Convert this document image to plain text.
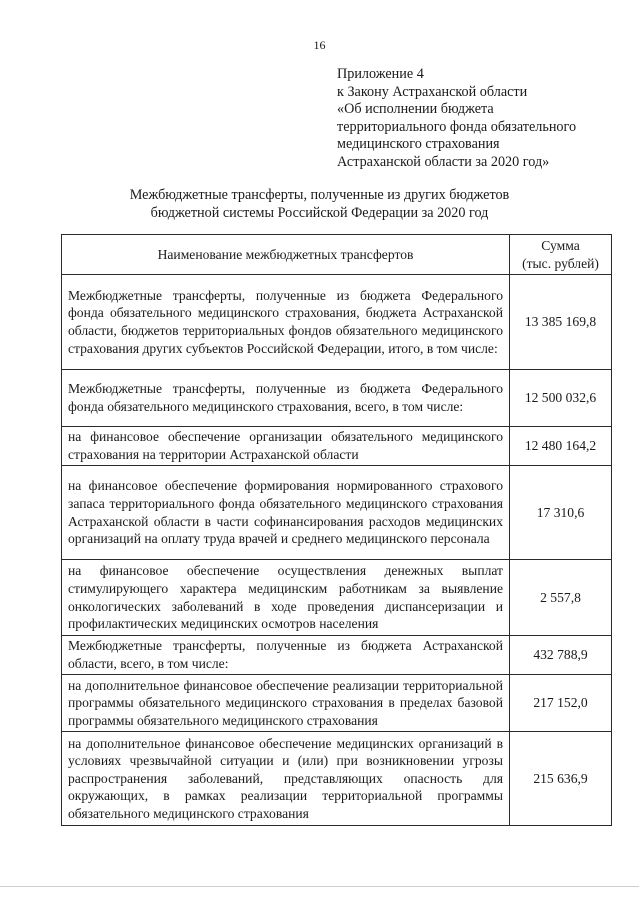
16
Приложение 4
к Закону Астраханской области
«Об исполнении бюджета
территориального фонда обязательного
медицинского страхования
Астраханской области за 2020 год»
Межбюджетные трансферты, полученные из других бюджетов
бюджетной системы Российской Федерации за 2020 год
Наименование межбюджетных трансфертов	Сумма
(тыс. рублей)

Межбюджетные трансферты, полученные из бюджета Федерального фонда обязательного медицинского страхования, бюджета Астраханской области, бюджетов территориальных фондов обязательного медицинского страхования других субъектов Российской Федерации, итого, в том числе:	13 385 169,8
Межбюджетные трансферты, полученные из бюджета Федерального фонда обязательного медицинского страхования, всего, в том числе:	12 500 032,6
на финансовое обеспечение организации обязательного медицинского страхования на территории Астраханской области	12 480 164,2
на финансовое обеспечение формирования нормированного страхового запаса территориального фонда обязательного медицинского страхования Астраханской области в части софинансирования расходов медицинских организаций на оплату труда врачей и среднего медицинского персонала	17 310,6
на финансовое обеспечение осуществления денежных выплат стимулирующего характера медицинским работникам за выявление онкологических заболеваний в ходе проведения диспансеризации и профилактических медицинских осмотров населения	2 557,8
Межбюджетные трансферты, полученные из бюджета Астраханской области, всего, в том числе:	432 788,9
на дополнительное финансовое обеспечение реализации территориальной программы обязательного медицинского страхования в пределах базовой программы обязательного медицинского страхования	217 152,0
на дополнительное финансовое обеспечение медицинских организаций в условиях чрезвычайной ситуации и (или) при возникновении угрозы распространения заболеваний, представляющих опасность для окружающих, в рамках реализации территориальной программы обязательного медицинского страхования	215 636,9
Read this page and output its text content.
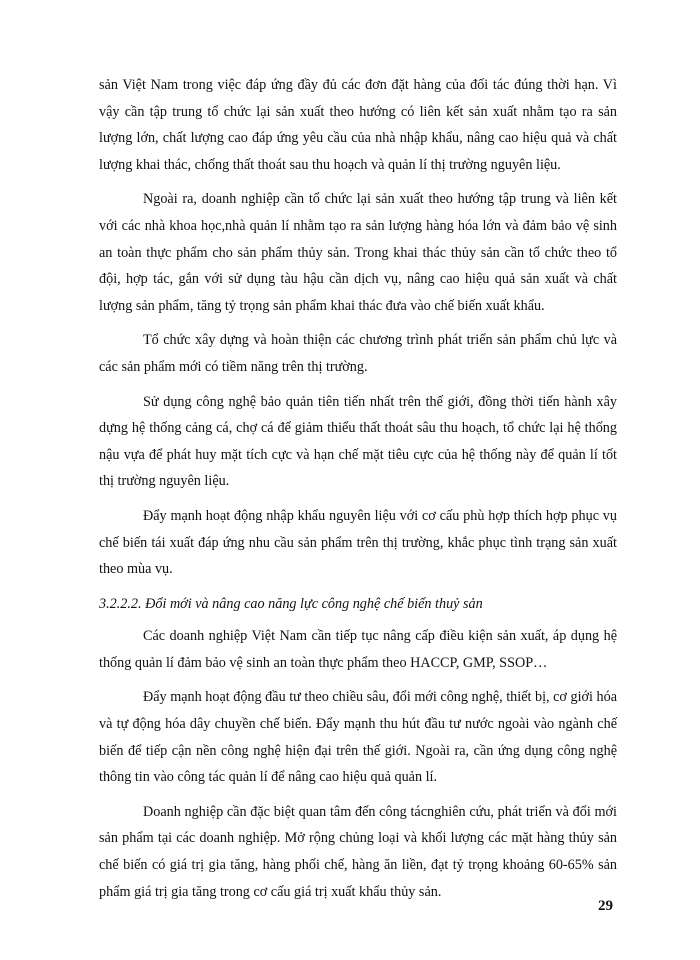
sản Việt Nam trong việc đáp ứng đầy đủ các đơn đặt hàng của đối tác đúng thời hạn. Vì vậy cần tập trung tổ chức lại sản xuất theo hướng có liên kết sản xuất nhằm tạo ra sản lượng lớn, chất lượng cao đáp ứng yêu cầu của nhà nhập khẩu, nâng cao hiệu quả và chất lượng khai thác, chống thất thoát sau thu hoạch và quản lí thị trường nguyên liệu.

Ngoài ra, doanh nghiệp cần tổ chức lại sản xuất theo hướng tập trung và liên kết với các nhà khoa học,nhà quản lí nhằm tạo ra sản lượng hàng hóa lớn và đảm bảo vệ sinh an toàn thực phẩm cho sản phẩm thủy sản. Trong khai thác thủy sản cần tổ chức theo tổ đội, hợp tác, gắn với sử dụng tàu hậu cần dịch vụ, nâng cao hiệu quả sản xuất và chất lượng sản phẩm, tăng tỷ trọng sản phẩm khai thác đưa vào chế biến xuất khẩu.

Tổ chức xây dựng và hoàn thiện các chương trình phát triển sản phẩm chủ lực và các sản phẩm mới có tiềm năng trên thị trường.

Sử dụng công nghệ bảo quản tiên tiến nhất trên thế giới, đồng thời tiến hành xây dựng hệ thống cảng cá, chợ cá để giảm thiểu thất thoát sâu thu hoạch, tổ chức lại hệ thống nậu vựa để phát huy mặt tích cực và hạn chế mặt tiêu cực của hệ thống này để quản lí tốt thị trường nguyên liệu.

Đẩy mạnh hoạt động nhập khẩu nguyên liệu với cơ cấu phù hợp thích hợp phục vụ chế biến tái xuất đáp ứng nhu cầu sản phẩm trên thị trường, khắc phục tình trạng sản xuất theo mùa vụ.

3.2.2.2. Đổi mới và nâng cao năng lực công nghệ chế biến thuỷ sản

Các doanh nghiệp Việt Nam cần tiếp tục nâng cấp điều kiện sản xuất, áp dụng hệ thống quản lí đảm bảo vệ sinh an toàn thực phẩm theo HACCP, GMP, SSOP…

Đẩy mạnh hoạt động đầu tư theo chiều sâu, đổi mới công nghệ, thiết bị, cơ giới hóa và tự động hóa dây chuyền chế biến. Đẩy mạnh thu hút đầu tư nước ngoài vào ngành chế biến để tiếp cận nền công nghệ hiện đại trên thế giới. Ngoài ra, cần ứng dụng công nghệ thông tin vào công tác quản lí để nâng cao hiệu quả quản lí.

Doanh nghiệp cần đặc biệt quan tâm đến công tácnghiên cứu, phát triển và đổi mới sản phẩm tại các doanh nghiệp. Mở rộng chủng loại và khối lượng các mặt hàng thủy sản chế biến có giá trị gia tăng, hàng phối chế, hàng ăn liền, đạt tỷ trọng khoảng 60-65% sản phẩm giá trị gia tăng trong cơ cấu giá trị xuất khẩu thủy sản.

29
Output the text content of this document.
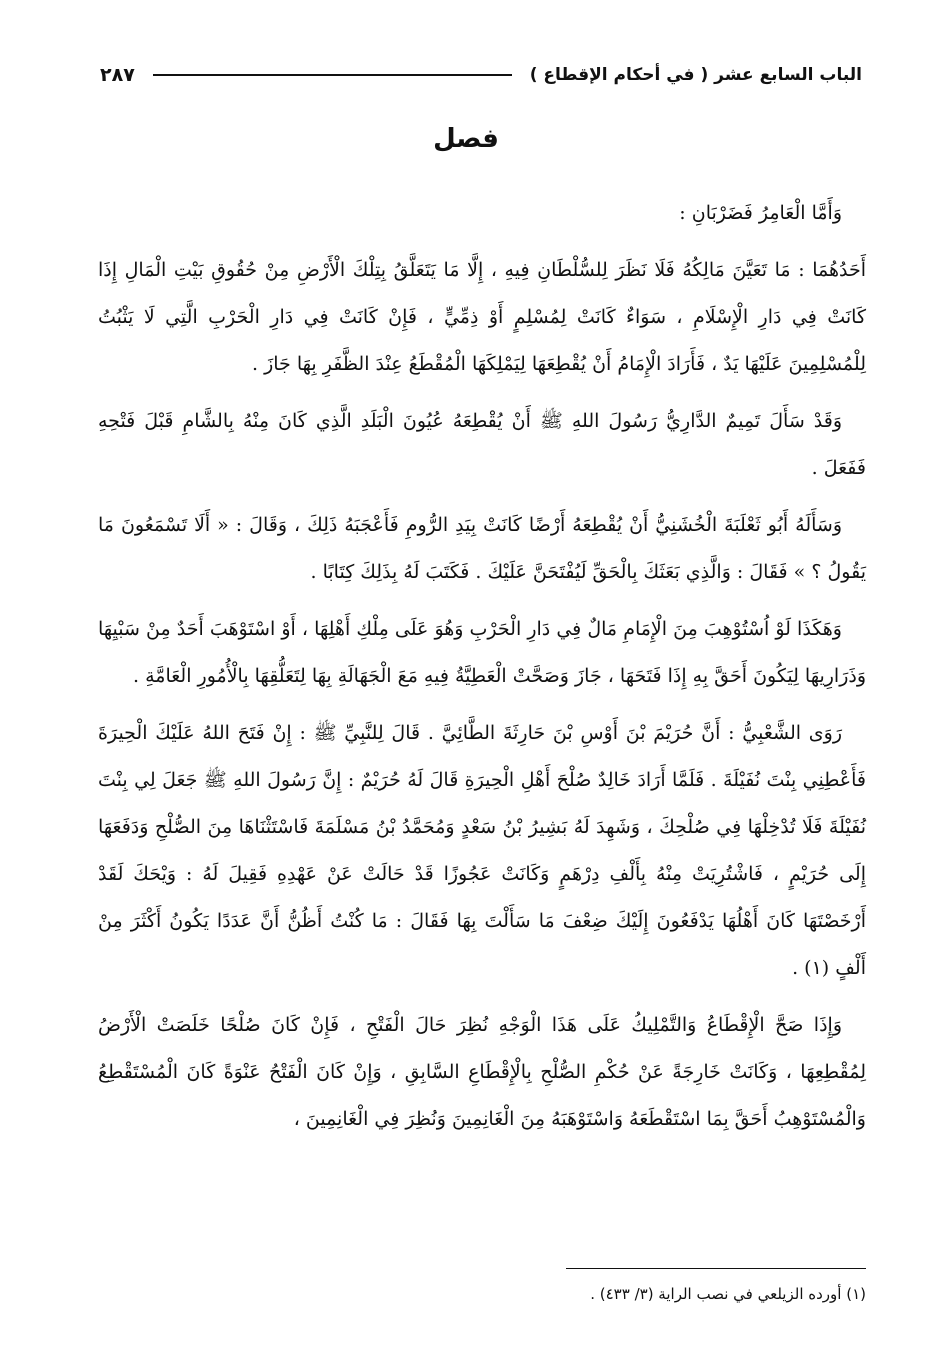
الباب السابع عشر ( في أحكام الإقطاع )
٢٨٧
فصل

وَأَمَّا الْعَامِرُ فَضَرْبَانِ :

أَحَدُهُمَا : مَا تَعَيَّنَ مَالِكُهُ فَلَا نَظَرَ لِلسُّلْطَانِ فِيهِ ، إِلَّا مَا يَتَعَلَّقُ بِتِلْكَ الْأَرْضِ مِنْ حُقُوقِ بَيْتِ الْمَالِ إِذَا كَانَتْ فِي دَارِ الْإِسْلَامِ ، سَوَاءٌ كَانَتْ لِمُسْلِمٍ أَوْ ذِمِّيٍّ ، فَإِنْ كَانَتْ فِي دَارِ الْحَرْبِ الَّتِي لَا يَثْبُتُ لِلْمُسْلِمِينَ عَلَيْهَا يَدٌ ، فَأَرَادَ الْإِمَامُ أَنْ يُقْطِعَهَا لِيَمْلِكَهَا الْمُقْطَعُ عِنْدَ الظَّفَرِ بِهَا جَازَ .

وَقَدْ سَأَلَ تَمِيمٌ الدَّارِيُّ رَسُولَ اللهِ ﷺ أَنْ يُقْطِعَهُ عُيُونَ الْبَلَدِ الَّذِي كَانَ مِنْهُ بِالشَّامِ قَبْلَ فَتْحِهِ فَفَعَلَ .

وَسَأَلَهُ أَبُو ثَعْلَبَةَ الْخُشَنِيُّ أَنْ يُقْطِعَهُ أَرْضًا كَانَتْ بِيَدِ الرُّومِ فَأَعْجَبَهُ ذَلِكَ ، وَقَالَ : « أَلَا تَسْمَعُونَ مَا يَقُولُ ؟ » فَقَالَ : وَالَّذِي بَعَثَكَ بِالْحَقِّ لَيُفْتَحَنَّ عَلَيْكَ . فَكَتَبَ لَهُ بِذَلِكَ كِتَابًا .

وَهَكَذَا لَوْ اُسْتُوْهِبَ مِنَ الْإِمَامِ مَالٌ فِي دَارِ الْحَرْبِ وَهُوَ عَلَى مِلْكِ أَهْلِهَا ، أَوْ اسْتَوْهَبَ أَحَدٌ مِنْ سَبْيِهَا وَذَرَارِيهَا لِيَكُونَ أَحَقَّ بِهِ إِذَا فَتَحَهَا ، جَازَ وَصَحَّتْ الْعَطِيَّةُ فِيهِ مَعَ الْجَهَالَةِ بِهَا لِتَعَلُّقِهَا بِالْأُمُورِ الْعَامَّةِ .

رَوَى الشَّعْبِيُّ : أَنَّ حُرَيْمَ بْنَ أَوْسِ بْنَ حَارِثَةَ الطَّائِيَّ . قَالَ لِلنَّبِيِّ ﷺ : إِنْ فَتَحَ اللهُ عَلَيْكَ الْحِيرَةَ فَأَعْطِنِي بِنْتَ نُفَيْلَةَ . فَلَمَّا أَرَادَ خَالِدٌ صُلْحَ أَهْلِ الْحِيرَةِ قَالَ لَهُ حُرَيْمٌ : إِنَّ رَسُولَ اللهِ ﷺ جَعَلَ لِي بِنْتَ نُفَيْلَةَ فَلَا تُدْخِلْهَا فِي صُلْحِكَ ، وَشَهِدَ لَهُ بَشِيرُ بْنُ سَعْدٍ وَمُحَمَّدُ بْنُ مَسْلَمَةَ فَاسْتَثْنَاهَا مِنَ الصُّلْحِ وَدَفَعَهَا إِلَى حُرَيْمٍ ، فَاشْتُرِيَتْ مِنْهُ بِأَلْفِ دِرْهَمٍ وَكَانَتْ عَجُوزًا قَدْ حَالَتْ عَنْ عَهْدِهِ فَقِيلَ لَهُ : وَيْحَكَ لَقَدْ أَرْخَصْتَهَا كَانَ أَهْلُهَا يَدْفَعُونَ إِلَيْكَ ضِعْفَ مَا سَأَلْتَ بِهَا فَقَالَ : مَا كُنْتُ أَظُنُّ أَنَّ عَدَدًا يَكُونُ أَكْثَرَ مِنْ أَلْفٍ (١) .

وَإِذَا صَحَّ الْإِقْطَاعُ وَالتَّمْلِيكُ عَلَى هَذَا الْوَجْهِ نُظِرَ حَالَ الْفَتْحِ ، فَإِنْ كَانَ صُلْحًا خَلَصَتْ الْأَرْضُ لِمُقْطِعِهَا ، وَكَانَتْ خَارِجَةً عَنْ حُكْمِ الصُّلْحِ بِالْإِقْطَاعِ السَّابِقِ ، وَإِنْ كَانَ الْفَتْحُ عَنْوَةً كَانَ الْمُسْتَقْطِعُ وَالْمُسْتَوْهِبُ أَحَقَّ بِمَا اسْتَقْطَعَهُ وَاسْتَوْهَبَهُ مِنَ الْغَانِمِينَ وَنُظِرَ فِي الْغَانِمِينَ ،

(١) أورده الزيلعي في نصب الراية (٣/ ٤٣٣) .
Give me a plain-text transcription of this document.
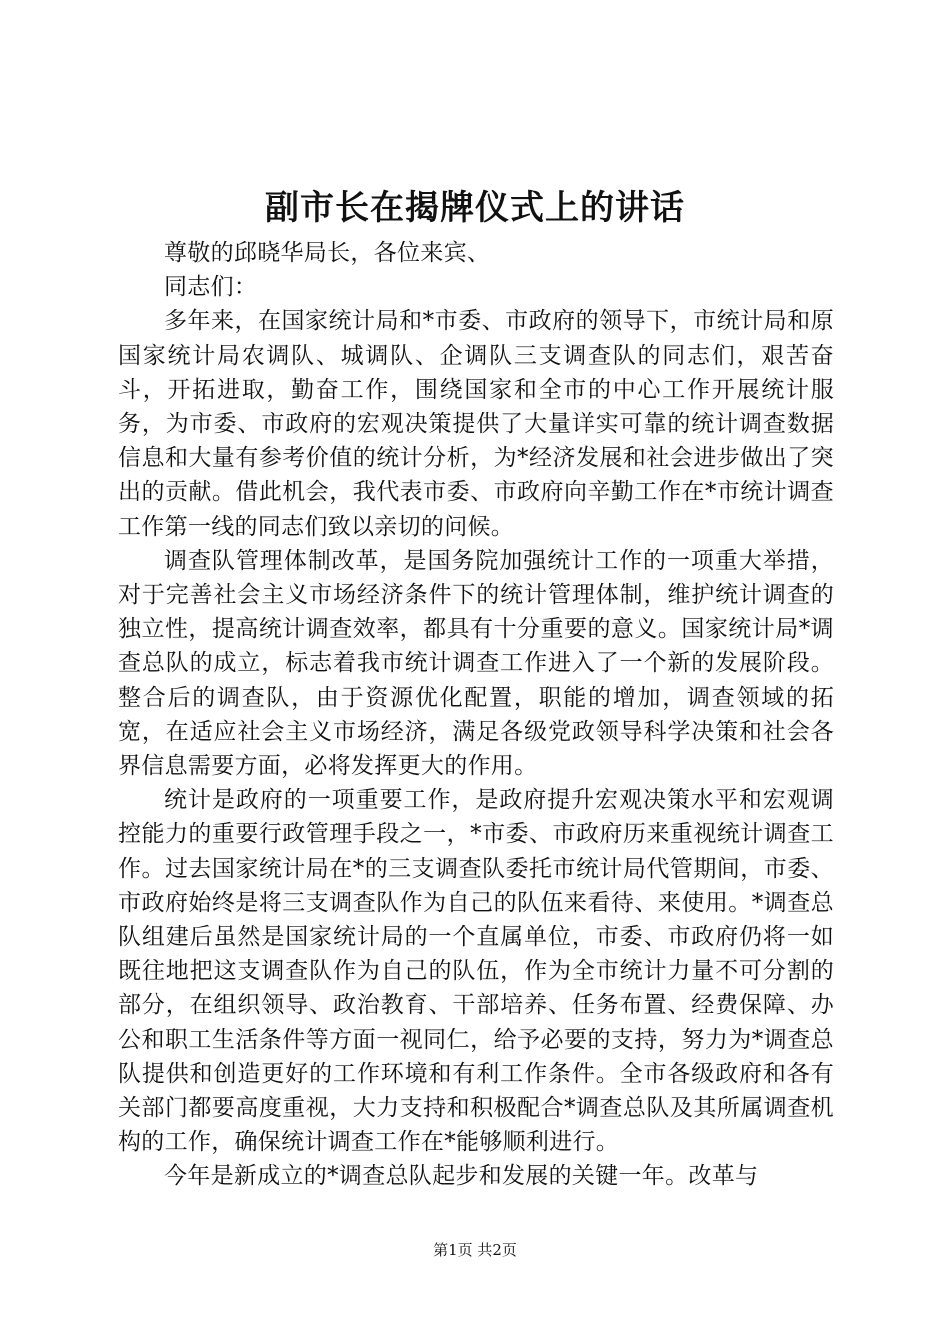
副市长在揭牌仪式上的讲话

尊敬的邱晓华局长，各位来宾、

同志们：

多年来，在国家统计局和*市委、市政府的领导下，市统计局和原国家统计局农调队、城调队、企调队三支调查队的同志们，艰苦奋斗，开拓进取，勤奋工作，围绕国家和全市的中心工作开展统计服务，为市委、市政府的宏观决策提供了大量详实可靠的统计调查数据信息和大量有参考价值的统计分析，为*经济发展和社会进步做出了突出的贡献。借此机会，我代表市委、市政府向辛勤工作在*市统计调查工作第一线的同志们致以亲切的问候。

调查队管理体制改革，是国务院加强统计工作的一项重大举措，对于完善社会主义市场经济条件下的统计管理体制，维护统计调查的独立性，提高统计调查效率，都具有十分重要的意义。国家统计局*调查总队的成立，标志着我市统计调查工作进入了一个新的发展阶段。整合后的调查队，由于资源优化配置，职能的增加，调查领域的拓宽，在适应社会主义市场经济，满足各级党政领导科学决策和社会各界信息需要方面，必将发挥更大的作用。

统计是政府的一项重要工作，是政府提升宏观决策水平和宏观调控能力的重要行政管理手段之一，*市委、市政府历来重视统计调查工作。过去国家统计局在*的三支调查队委托市统计局代管期间，市委、市政府始终是将三支调查队作为自己的队伍来看待、来使用。*调查总队组建后虽然是国家统计局的一个直属单位，市委、市政府仍将一如既往地把这支调查队作为自己的队伍，作为全市统计力量不可分割的部分，在组织领导、政治教育、干部培养、任务布置、经费保障、办公和职工生活条件等方面一视同仁，给予必要的支持，努力为*调查总队提供和创造更好的工作环境和有利工作条件。全市各级政府和各有关部门都要高度重视，大力支持和积极配合*调查总队及其所属调查机构的工作，确保统计调查工作在*能够顺利进行。

今年是新成立的*调查总队起步和发展的关键一年。改革与

第1页 共2页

####

Respond with the number of lines containing "nâng" and no additional words.

__Result of the task__
5